§ **Data**:
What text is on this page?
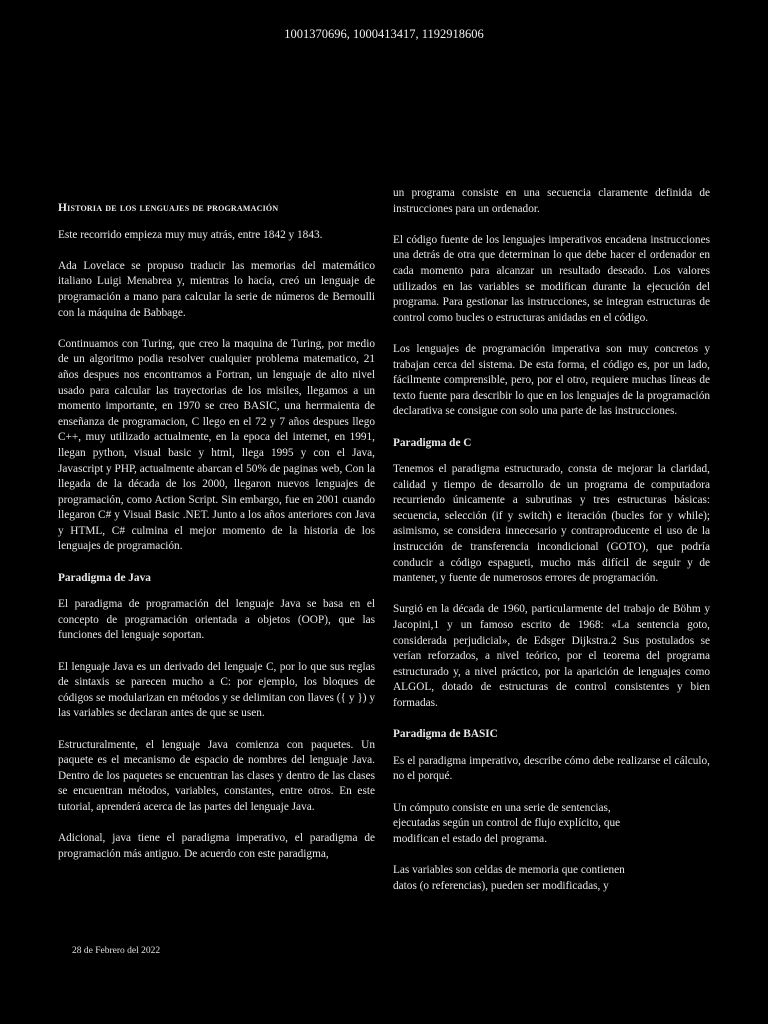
1001370696, 1000413417, 1192918606
Historia de los lenguajes de programación

Este recorrido empieza muy muy atrás, entre 1842 y 1843.

Ada Lovelace se propuso traducir las memorias del matemático italiano Luigi Menabrea y, mientras lo hacía, creó un lenguaje de programación a mano para calcular la serie de números de Bernoulli con la máquina de Babbage.

Continuamos con Turing, que creo la maquina de Turing, por medio de un algoritmo podia resolver cualquier problema matematico, 21 años despues nos encontramos a Fortran, un lenguaje de alto nivel usado para calcular las trayectorias de los misiles, llegamos a un momento importante, en 1970 se creo BASIC, una herrmaienta de enseñanza de programacion, C llego en el 72 y 7 años despues llego C++, muy utilizado actualmente, en la epoca del internet, en 1991, llegan python, visual basic y html, llega 1995 y con el Java, Javascript y PHP, actualmente abarcan el 50% de paginas web, Con la llegada de la década de los 2000, llegaron nuevos lenguajes de programación, como Action Script. Sin embargo, fue en 2001 cuando llegaron C# y Visual Basic .NET. Junto a los años anteriores con Java y HTML, C# culmina el mejor momento de la historia de los lenguajes de programación.

Paradigma de Java

El paradigma de programación del lenguaje Java se basa en el concepto de programación orientada a objetos (OOP), que las funciones del lenguaje soportan.

El lenguaje Java es un derivado del lenguaje C, por lo que sus reglas de sintaxis se parecen mucho a C: por ejemplo, los bloques de códigos se modularizan en métodos y se delimitan con llaves ({ y }) y las variables se declaran antes de que se usen.

Estructuralmente, el lenguaje Java comienza con paquetes. Un paquete es el mecanismo de espacio de nombres del lenguaje Java. Dentro de los paquetes se encuentran las clases y dentro de las clases se encuentran métodos, variables, constantes, entre otros. En este tutorial, aprenderá acerca de las partes del lenguaje Java.

Adicional, java tiene el paradigma imperativo, el paradigma de programación más antiguo. De acuerdo con este paradigma,

un programa consiste en una secuencia claramente definida de instrucciones para un ordenador.

El código fuente de los lenguajes imperativos encadena instrucciones una detrás de otra que determinan lo que debe hacer el ordenador en cada momento para alcanzar un resultado deseado. Los valores utilizados en las variables se modifican durante la ejecución del programa. Para gestionar las instrucciones, se integran estructuras de control como bucles o estructuras anidadas en el código.

Los lenguajes de programación imperativa son muy concretos y trabajan cerca del sistema. De esta forma, el código es, por un lado, fácilmente comprensible, pero, por el otro, requiere muchas líneas de texto fuente para describir lo que en los lenguajes de la programación declarativa se consigue con solo una parte de las instrucciones.

Paradigma de C

Tenemos el paradigma estructurado, consta de mejorar la claridad, calidad y tiempo de desarrollo de un programa de computadora recurriendo únicamente a subrutinas y tres estructuras básicas: secuencia, selección (if y switch) e iteración (bucles for y while); asimismo, se considera innecesario y contraproducente el uso de la instrucción de transferencia incondicional (GOTO), que podría conducir a código espagueti, mucho más difícil de seguir y de mantener, y fuente de numerosos errores de programación.

Surgió en la década de 1960, particularmente del trabajo de Böhm y Jacopini,1 y un famoso escrito de 1968: «La sentencia goto, considerada perjudicial», de Edsger Dijkstra.2 Sus postulados se verían reforzados, a nivel teórico, por el teorema del programa estructurado y, a nivel práctico, por la aparición de lenguajes como ALGOL, dotado de estructuras de control consistentes y bien formadas.

Paradigma de BASIC

Es el paradigma imperativo, describe cómo debe realizarse el cálculo, no el porqué.

Un cómputo consiste en una serie de sentencias,
ejecutadas según un control de flujo explícito, que
modifican el estado del programa.

Las variables son celdas de memoria que contienen
datos (o referencias), pueden ser modificadas, y

28 de Febrero del 2022
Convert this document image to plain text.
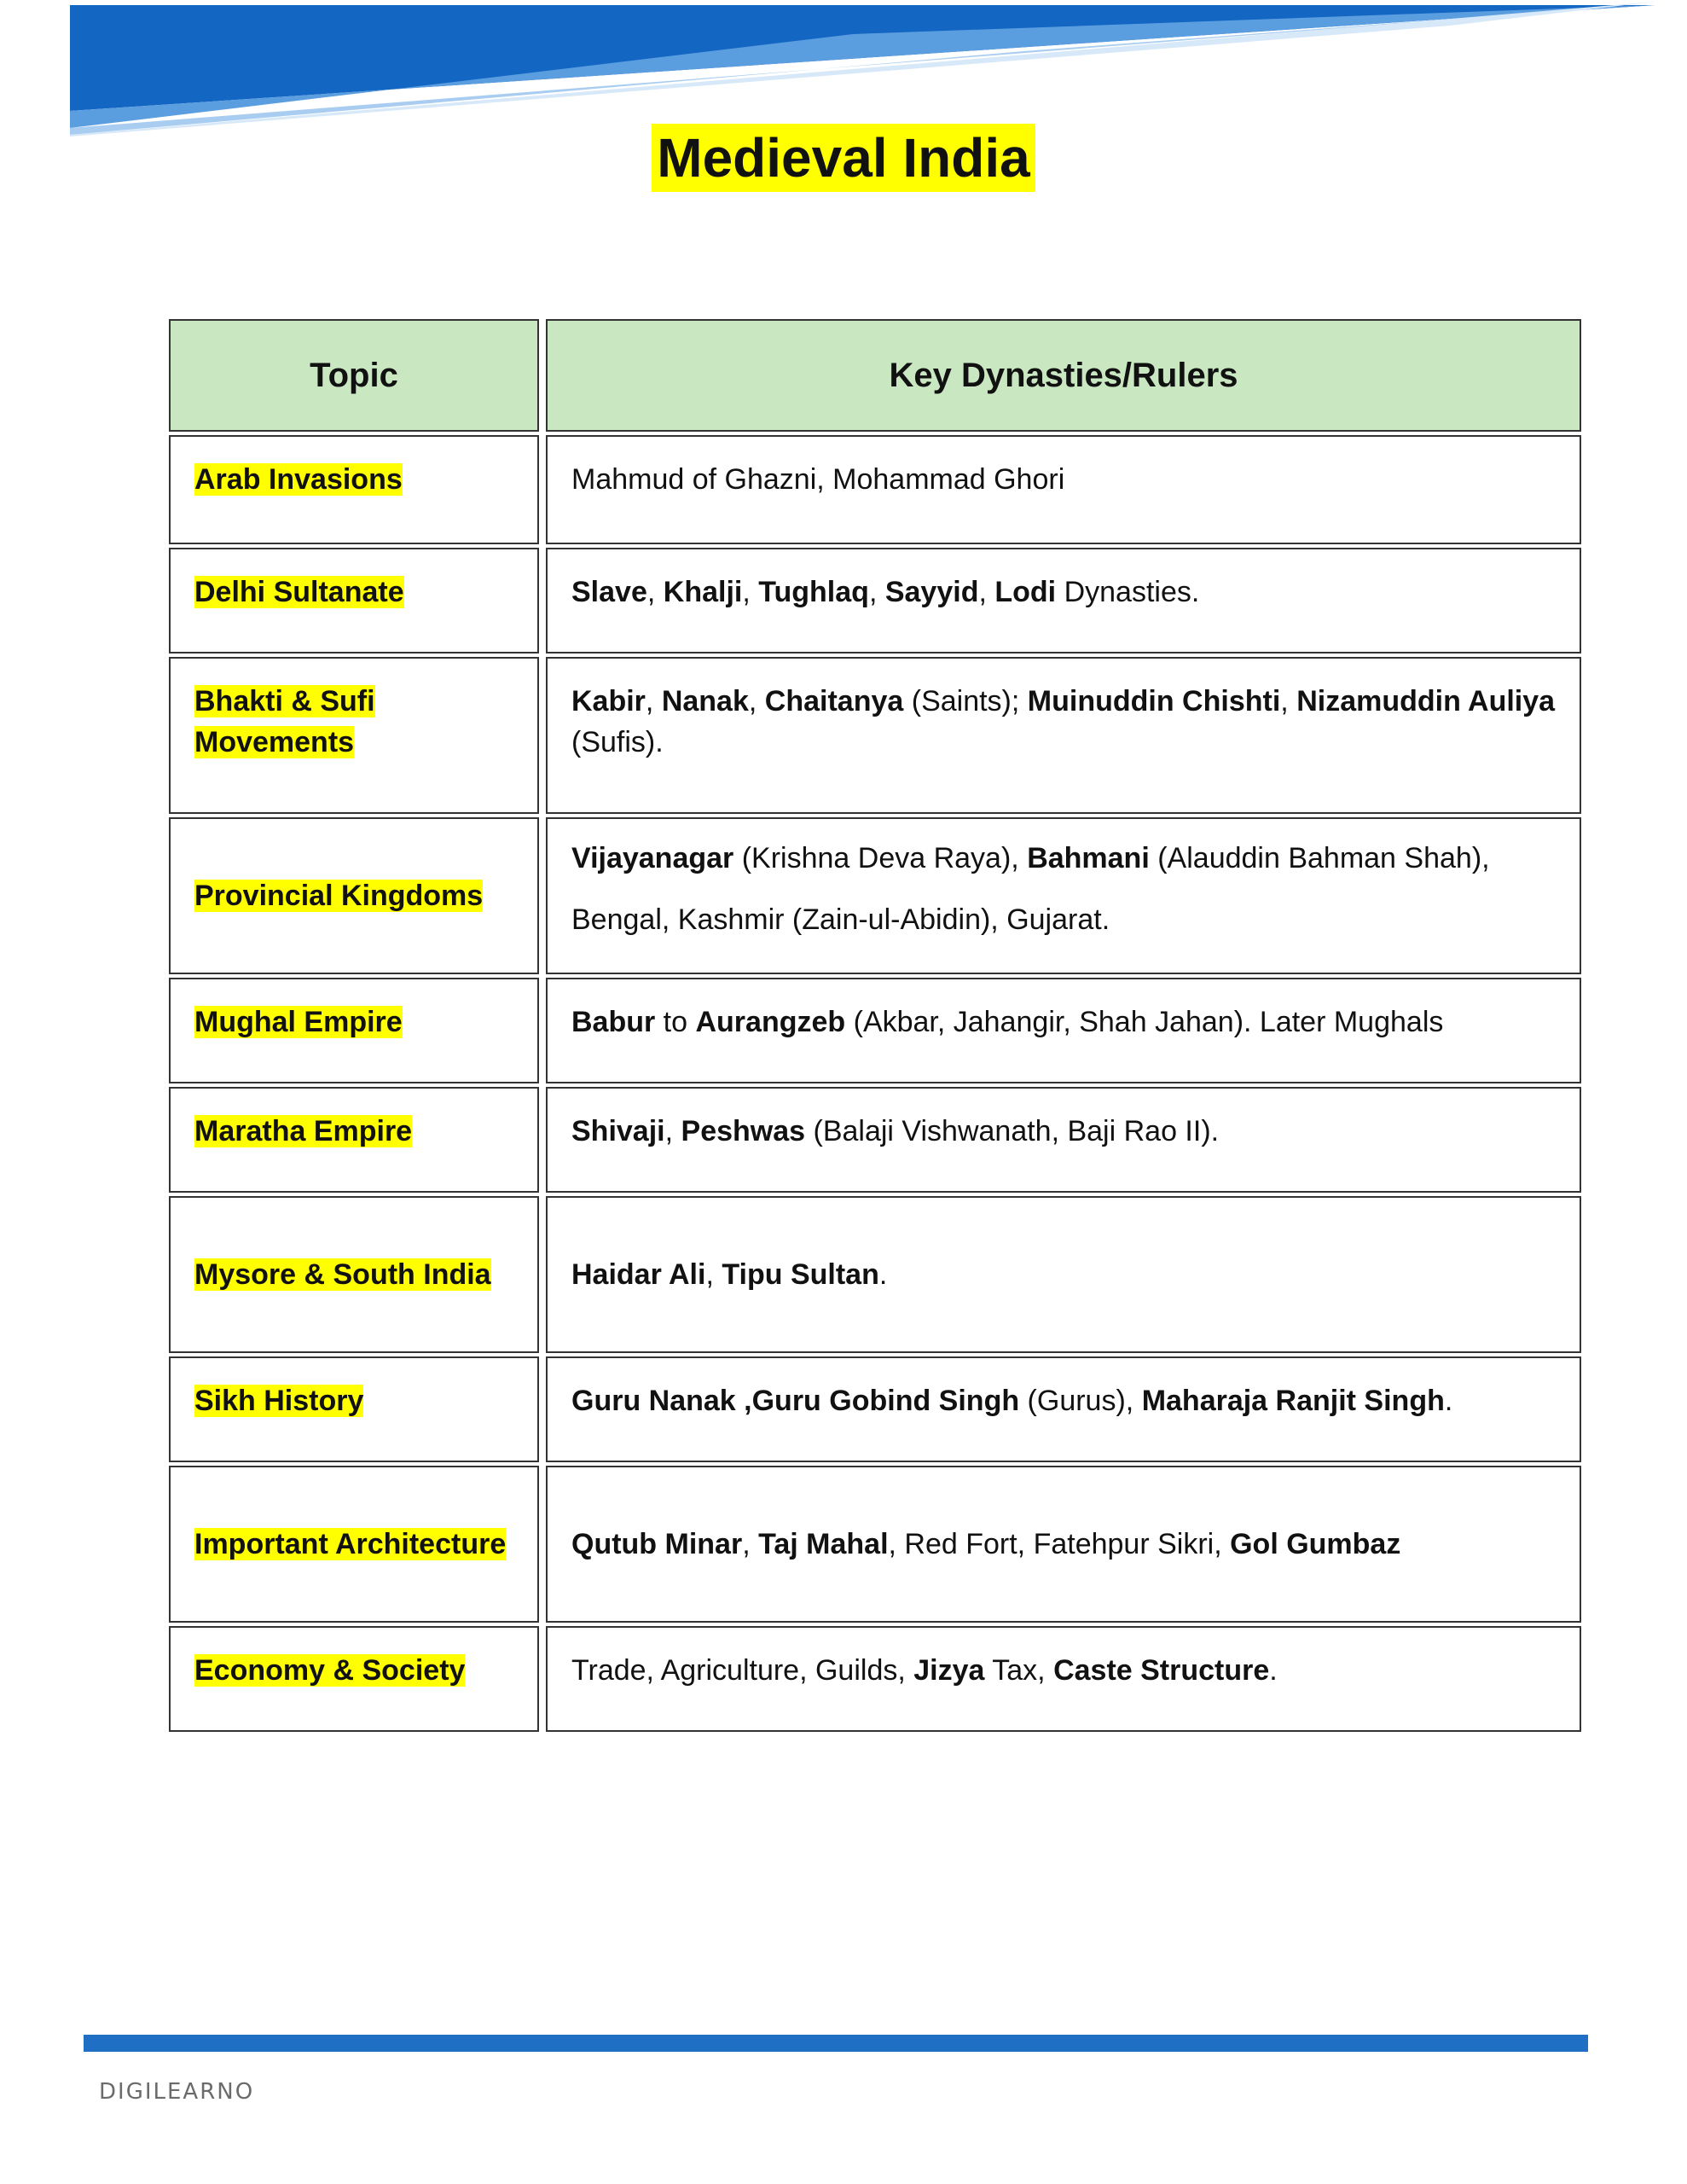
Medieval India
Topic		Key Dynasties/Rulers
Arab Invasions		Mahmud of Ghazni, Mohammad Ghori
Delhi Sultanate		Slave, Khalji, Tughlaq, Sayyid, Lodi Dynasties.
Bhakti & Sufi Movements		Kabir, Nanak, Chaitanya (Saints); Muinuddin Chishti, Nizamuddin Auliya (Sufis).
Provincial Kingdoms		Vijayanagar (Krishna Deva Raya), Bahmani (Alauddin Bahman Shah),
Bengal, Kashmir (Zain-ul-Abidin), Gujarat.

Mughal Empire		Babur to Aurangzeb (Akbar, Jahangir, Shah Jahan). Later Mughals
Maratha Empire		Shivaji, Peshwas (Balaji Vishwanath, Baji Rao II).
Mysore & South India		Haidar Ali, Tipu Sultan.
Sikh History		Guru Nanak ,Guru Gobind Singh (Gurus), Maharaja Ranjit Singh.
Important Architecture		Qutub Minar, Taj Mahal, Red Fort, Fatehpur Sikri, Gol Gumbaz
Economy & Society		Trade, Agriculture, Guilds, Jizya Tax, Caste Structure.
DIGILEARNO
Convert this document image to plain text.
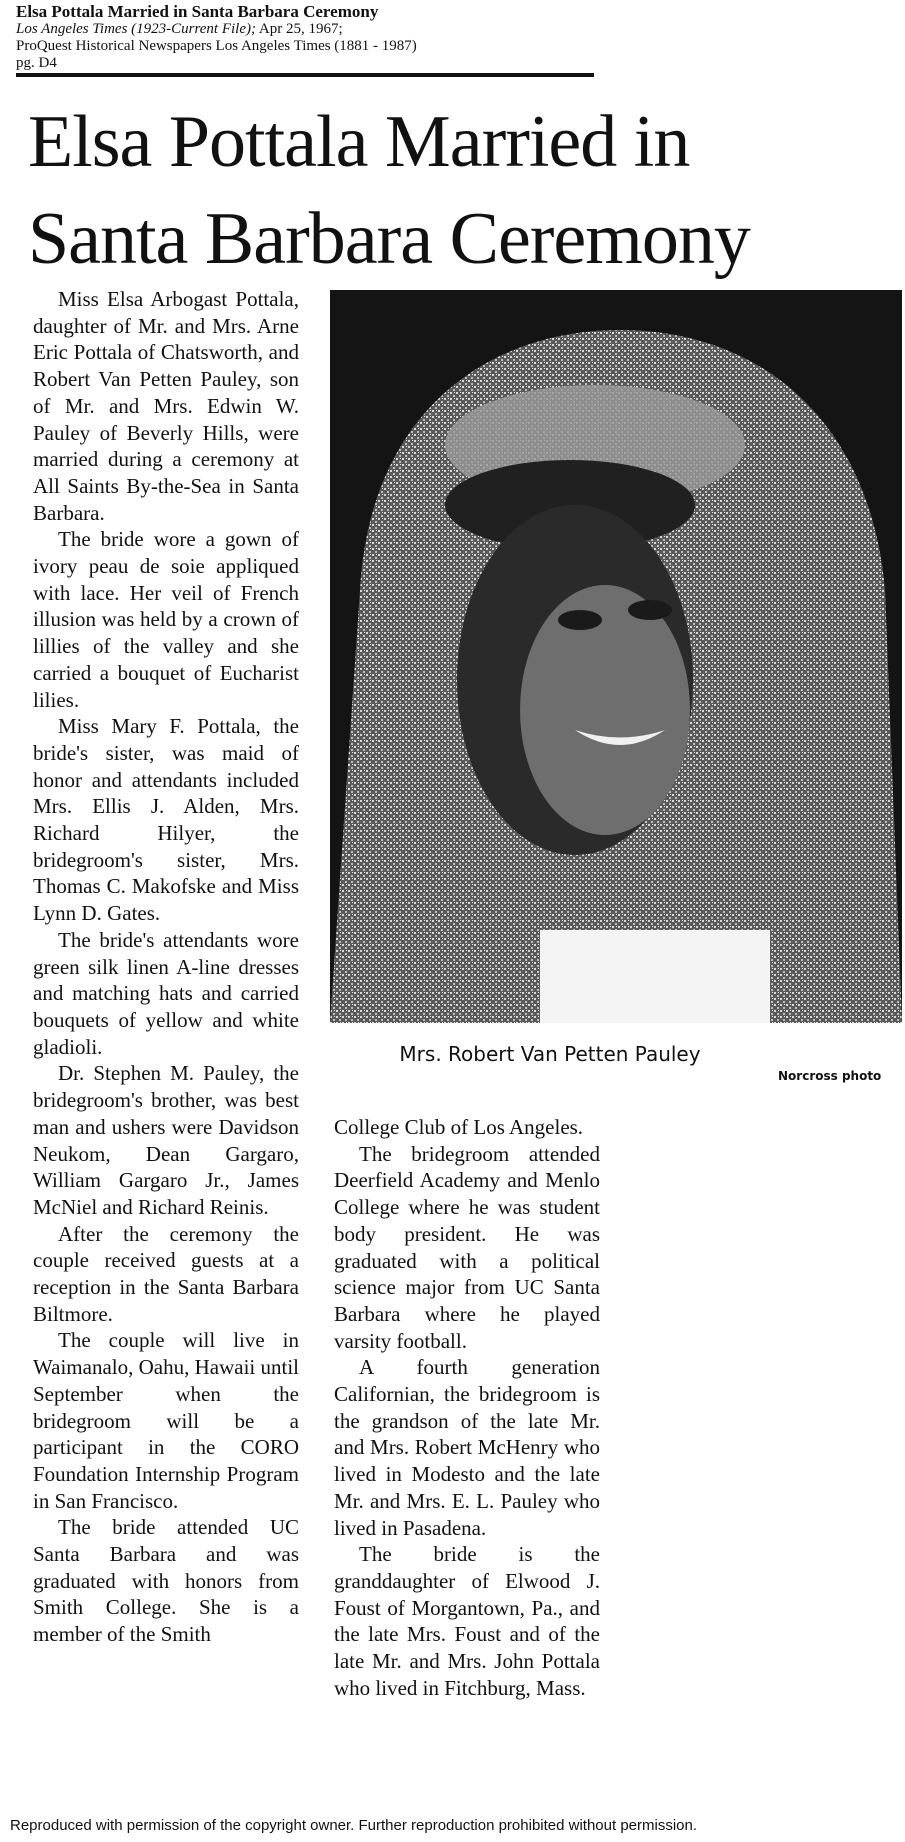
Elsa Pottala Married in Santa Barbara Ceremony
Los Angeles Times (1923-Current File); Apr 25, 1967;
ProQuest Historical Newspapers Los Angeles Times (1881 - 1987)
pg. D4
Elsa Pottala Married in
Santa Barbara Ceremony

Miss Elsa Arbogast Pottala, daughter of Mr. and Mrs. Arne Eric Pottala of Chatsworth, and Robert Van Petten Pauley, son of Mr. and Mrs. Edwin W. Pauley of Beverly Hills, were married during a ceremony at All Saints By-the-Sea in Santa Barbara.

The bride wore a gown of ivory peau de soie appliqued with lace. Her veil of French illusion was held by a crown of lillies of the valley and she carried a bouquet of Eucharist lilies.

Miss Mary F. Pottala, the bride's sister, was maid of honor and attendants included Mrs. Ellis J. Alden, Mrs. Richard Hilyer, the bridegroom's sister, Mrs. Thomas C. Makofske and Miss Lynn D. Gates.

The bride's attendants wore green silk linen A-line dresses and matching hats and carried bouquets of yellow and white gladioli.

Dr. Stephen M. Pauley, the bridegroom's brother, was best man and ushers were Davidson Neukom, Dean Gargaro, William Gargaro Jr., James McNiel and Richard Reinis.

After the ceremony the couple received guests at a reception in the Santa Barbara Biltmore.

The couple will live in Waimanalo, Oahu, Hawaii until September when the bridegroom will be a participant in the CORO Foundation Internship Program in San Francisco.

The bride attended UC Santa Barbara and was graduated with honors from Smith College. She is a member of the Smith

Mrs. Robert Van Petten Pauley
Norcross photo

College Club of Los Angeles.

The bridegroom attended Deerfield Academy and Menlo College where he was student body president. He was graduated with a political science major from UC Santa Barbara where he played varsity football.

A fourth generation Californian, the bridegroom is the grandson of the late Mr. and Mrs. Robert McHenry who lived in Modesto and the late Mr. and Mrs. E. L. Pauley who lived in Pasadena.

The bride is the granddaughter of Elwood J. Foust of Morgantown, Pa., and the late Mrs. Foust and of the late Mr. and Mrs. John Pottala who lived in Fitchburg, Mass.

Reproduced with permission of the copyright owner. Further reproduction prohibited without permission.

§ **Work instructions**:
Go through the records and pull out each line that includes the word "entre".

§ **Expected output**:
Este recorrido empieza muy muy atrás, entre 1842 y 1843.
Estructuralmente, el lenguaje Java comienza con paquetes. Un paquete es el mecanismo de espacio de nombres del lenguaje Java. Dentro de los paquetes se encuentran las clases y dentro de las clases se encuentran métodos, variables, constantes, entre otros. En este tutorial, aprenderá acerca de las partes del lenguaje Java.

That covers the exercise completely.